A porous medium makes a vital impact in adjusting the thickness of the MBL (momentum boundary layer). Therefore, several researchers have considered a porous medium in the modelling of thermal processes in flowing fluids. Some recent references are given in [31,32,33].

Solute and thermal characteristics have been shown to have significant effects in various studies in view of engineering and industrial processes. Several researchers have studied heat transfer phenomena caused by the concentration and temperature gradients. The mechanism of heat transfer that occurs due to the concentration gradient is called the Dufour effect, whereas the mechanism of heat transfer that happens due to the temperature gradient is called the Soret effect. Therefore, heat transfer phenomena make a vital impact on the Dufour and Soret theories [34,35,36,37,38]. Naseem et al. [39] studied the impacts of thermal energy, including the variable properties under a magnetic field, considering the Soret and Dufour impacts over a melting surface. Naseem et al. [40] discussed the characterizations of thermal energy in the presence of the Soret and Dufour effects.
▬▬▬▬▬▬
Written tasks:
a - According to the heat transfer text, what does a porous medium make a vital impact in adjusting?
b - Quote the heat transfer text between "Solute and thermal" and "and Dufour effects.", inclusive.
▬▬▬▬▬▬
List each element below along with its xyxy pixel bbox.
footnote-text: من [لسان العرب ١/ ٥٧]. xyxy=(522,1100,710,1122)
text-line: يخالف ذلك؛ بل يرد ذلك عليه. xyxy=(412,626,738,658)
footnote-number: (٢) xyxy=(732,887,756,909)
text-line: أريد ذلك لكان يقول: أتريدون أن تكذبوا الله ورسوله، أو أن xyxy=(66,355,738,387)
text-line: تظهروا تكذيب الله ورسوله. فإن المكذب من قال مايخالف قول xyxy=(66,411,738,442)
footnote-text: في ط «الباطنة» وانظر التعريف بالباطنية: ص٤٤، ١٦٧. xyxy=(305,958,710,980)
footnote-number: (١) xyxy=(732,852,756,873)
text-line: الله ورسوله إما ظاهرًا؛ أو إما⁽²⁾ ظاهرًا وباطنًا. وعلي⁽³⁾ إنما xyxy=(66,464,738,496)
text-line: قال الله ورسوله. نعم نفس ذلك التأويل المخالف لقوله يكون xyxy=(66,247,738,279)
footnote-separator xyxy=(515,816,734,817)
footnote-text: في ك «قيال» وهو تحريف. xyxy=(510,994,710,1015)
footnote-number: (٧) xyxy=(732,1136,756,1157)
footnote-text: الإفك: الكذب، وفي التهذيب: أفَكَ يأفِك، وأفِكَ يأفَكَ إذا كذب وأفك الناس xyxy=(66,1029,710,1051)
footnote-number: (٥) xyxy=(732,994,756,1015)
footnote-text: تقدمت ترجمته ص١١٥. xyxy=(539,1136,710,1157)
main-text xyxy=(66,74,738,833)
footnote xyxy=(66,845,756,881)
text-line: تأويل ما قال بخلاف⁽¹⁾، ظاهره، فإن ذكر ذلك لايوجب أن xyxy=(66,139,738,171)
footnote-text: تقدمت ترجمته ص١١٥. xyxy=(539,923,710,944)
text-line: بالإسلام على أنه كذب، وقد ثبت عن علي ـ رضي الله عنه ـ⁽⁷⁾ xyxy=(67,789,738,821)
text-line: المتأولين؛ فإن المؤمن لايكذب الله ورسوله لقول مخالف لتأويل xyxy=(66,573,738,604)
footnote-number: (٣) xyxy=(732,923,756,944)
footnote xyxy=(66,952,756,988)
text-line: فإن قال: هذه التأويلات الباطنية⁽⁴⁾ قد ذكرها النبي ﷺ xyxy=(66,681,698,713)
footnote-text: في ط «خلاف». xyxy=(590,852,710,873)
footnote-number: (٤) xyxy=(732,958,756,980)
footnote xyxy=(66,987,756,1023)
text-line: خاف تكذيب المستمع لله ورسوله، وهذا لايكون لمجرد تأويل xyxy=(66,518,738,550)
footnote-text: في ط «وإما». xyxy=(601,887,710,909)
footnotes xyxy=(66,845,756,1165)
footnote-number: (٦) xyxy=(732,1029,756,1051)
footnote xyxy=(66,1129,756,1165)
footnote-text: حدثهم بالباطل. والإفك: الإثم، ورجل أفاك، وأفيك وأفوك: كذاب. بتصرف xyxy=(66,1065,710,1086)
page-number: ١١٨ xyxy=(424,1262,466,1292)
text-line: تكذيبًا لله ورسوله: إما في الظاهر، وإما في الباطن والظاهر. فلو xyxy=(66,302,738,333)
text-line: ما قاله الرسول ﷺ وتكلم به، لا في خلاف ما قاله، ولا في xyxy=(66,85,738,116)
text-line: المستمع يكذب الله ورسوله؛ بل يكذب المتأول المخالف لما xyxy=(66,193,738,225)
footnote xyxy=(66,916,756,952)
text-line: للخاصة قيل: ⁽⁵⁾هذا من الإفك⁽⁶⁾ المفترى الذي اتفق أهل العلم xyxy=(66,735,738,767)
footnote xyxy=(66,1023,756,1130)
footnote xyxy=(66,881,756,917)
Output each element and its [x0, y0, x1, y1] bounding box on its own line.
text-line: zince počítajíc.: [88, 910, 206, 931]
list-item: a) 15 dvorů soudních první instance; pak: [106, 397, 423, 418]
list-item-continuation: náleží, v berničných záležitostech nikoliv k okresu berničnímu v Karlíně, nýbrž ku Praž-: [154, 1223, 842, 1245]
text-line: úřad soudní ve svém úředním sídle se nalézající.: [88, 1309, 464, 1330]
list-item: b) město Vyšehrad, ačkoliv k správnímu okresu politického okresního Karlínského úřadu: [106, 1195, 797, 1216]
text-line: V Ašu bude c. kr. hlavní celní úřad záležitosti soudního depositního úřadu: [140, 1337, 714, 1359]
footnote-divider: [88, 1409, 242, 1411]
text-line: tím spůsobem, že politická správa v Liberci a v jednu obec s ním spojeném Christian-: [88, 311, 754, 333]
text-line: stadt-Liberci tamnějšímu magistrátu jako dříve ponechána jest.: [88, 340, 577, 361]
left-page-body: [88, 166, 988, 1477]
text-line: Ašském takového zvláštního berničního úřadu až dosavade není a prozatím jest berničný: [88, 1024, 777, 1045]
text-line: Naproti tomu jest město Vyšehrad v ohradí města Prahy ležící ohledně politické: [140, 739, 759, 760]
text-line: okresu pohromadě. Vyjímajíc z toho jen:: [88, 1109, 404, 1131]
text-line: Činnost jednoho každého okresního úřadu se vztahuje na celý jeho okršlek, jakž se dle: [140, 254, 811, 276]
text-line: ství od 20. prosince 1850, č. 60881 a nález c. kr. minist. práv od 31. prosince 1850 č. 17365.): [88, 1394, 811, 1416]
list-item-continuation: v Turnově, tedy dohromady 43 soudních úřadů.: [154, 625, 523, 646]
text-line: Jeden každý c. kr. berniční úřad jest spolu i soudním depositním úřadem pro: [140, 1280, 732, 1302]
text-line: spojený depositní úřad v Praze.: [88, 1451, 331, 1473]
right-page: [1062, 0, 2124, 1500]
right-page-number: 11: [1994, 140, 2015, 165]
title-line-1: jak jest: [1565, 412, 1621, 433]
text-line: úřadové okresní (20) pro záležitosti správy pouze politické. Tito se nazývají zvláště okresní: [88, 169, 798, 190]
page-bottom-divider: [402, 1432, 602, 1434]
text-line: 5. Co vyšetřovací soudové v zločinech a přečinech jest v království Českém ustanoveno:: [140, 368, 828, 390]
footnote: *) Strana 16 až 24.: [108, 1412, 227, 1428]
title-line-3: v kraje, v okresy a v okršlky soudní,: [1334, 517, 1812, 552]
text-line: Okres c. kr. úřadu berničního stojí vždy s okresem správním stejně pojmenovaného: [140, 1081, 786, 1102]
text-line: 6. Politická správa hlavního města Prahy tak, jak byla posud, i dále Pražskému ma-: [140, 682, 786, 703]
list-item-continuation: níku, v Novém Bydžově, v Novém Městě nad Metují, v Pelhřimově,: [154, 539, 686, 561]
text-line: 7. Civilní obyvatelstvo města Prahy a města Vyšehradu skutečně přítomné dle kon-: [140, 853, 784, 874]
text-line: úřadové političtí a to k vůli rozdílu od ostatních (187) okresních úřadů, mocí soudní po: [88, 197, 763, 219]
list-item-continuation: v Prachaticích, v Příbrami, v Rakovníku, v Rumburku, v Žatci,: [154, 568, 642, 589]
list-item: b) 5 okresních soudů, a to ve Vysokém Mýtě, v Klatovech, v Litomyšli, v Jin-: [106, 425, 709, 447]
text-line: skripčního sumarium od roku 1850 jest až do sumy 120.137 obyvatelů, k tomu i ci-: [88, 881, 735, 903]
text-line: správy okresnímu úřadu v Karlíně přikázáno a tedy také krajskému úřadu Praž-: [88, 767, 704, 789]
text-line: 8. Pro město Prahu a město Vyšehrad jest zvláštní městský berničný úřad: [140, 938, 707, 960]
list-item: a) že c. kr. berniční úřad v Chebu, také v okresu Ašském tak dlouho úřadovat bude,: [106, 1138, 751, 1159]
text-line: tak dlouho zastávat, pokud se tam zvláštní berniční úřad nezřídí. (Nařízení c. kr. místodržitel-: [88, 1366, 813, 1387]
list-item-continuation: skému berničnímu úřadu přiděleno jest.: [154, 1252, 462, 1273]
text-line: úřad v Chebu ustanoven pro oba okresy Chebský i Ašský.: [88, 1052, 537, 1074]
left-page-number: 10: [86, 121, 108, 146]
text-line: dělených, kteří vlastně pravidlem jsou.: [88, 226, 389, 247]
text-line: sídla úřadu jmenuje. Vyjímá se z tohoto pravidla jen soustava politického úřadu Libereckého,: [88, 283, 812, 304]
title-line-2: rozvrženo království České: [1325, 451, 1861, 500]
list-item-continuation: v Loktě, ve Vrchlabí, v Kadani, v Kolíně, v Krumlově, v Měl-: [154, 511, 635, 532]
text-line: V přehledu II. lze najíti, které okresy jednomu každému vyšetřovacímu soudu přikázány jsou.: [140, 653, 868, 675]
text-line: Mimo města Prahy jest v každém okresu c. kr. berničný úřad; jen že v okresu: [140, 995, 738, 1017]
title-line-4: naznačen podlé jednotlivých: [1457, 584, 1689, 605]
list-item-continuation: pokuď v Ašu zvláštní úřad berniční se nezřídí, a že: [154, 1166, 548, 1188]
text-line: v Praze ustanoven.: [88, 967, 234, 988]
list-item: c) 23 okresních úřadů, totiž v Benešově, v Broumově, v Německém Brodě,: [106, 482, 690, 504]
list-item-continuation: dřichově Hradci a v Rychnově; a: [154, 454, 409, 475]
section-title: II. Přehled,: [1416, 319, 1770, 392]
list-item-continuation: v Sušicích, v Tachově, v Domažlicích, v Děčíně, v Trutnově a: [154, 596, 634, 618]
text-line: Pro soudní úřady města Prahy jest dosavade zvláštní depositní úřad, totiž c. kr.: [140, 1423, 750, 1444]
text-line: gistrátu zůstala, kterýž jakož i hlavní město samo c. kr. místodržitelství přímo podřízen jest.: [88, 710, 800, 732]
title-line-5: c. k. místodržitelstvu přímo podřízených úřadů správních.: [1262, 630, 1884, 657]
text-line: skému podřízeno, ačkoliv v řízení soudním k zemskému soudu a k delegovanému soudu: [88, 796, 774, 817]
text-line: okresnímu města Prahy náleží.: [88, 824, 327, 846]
▬▬▬▬▬▬
Results of the exercise:
a - The thickness of the momentum boundary layer (MBL).

b -
Solute and thermal characteristics have been shown to have significant effects in various studies in view of engineering and industrial processes. Several researchers have studied heat transfer phenomena caused by the concentration and temperature gradients. The mechanism of heat transfer that occurs due to the concentration gradient is called the Dufour effect, whereas the mechanism of heat transfer that happens due to the temperature gradient is called the Soret effect. Therefore, heat transfer phenomena make a vital impact on the Dufour and Soret theories [34,35,36,37,38]. Naseem et al. [39] studied the impacts of thermal energy, including the variable properties under a magnetic field, considering the Soret and Dufour impacts over a melting surface. Naseem et al. [40] discussed the characterizations of thermal energy in the presence of the Soret and Dufour effects.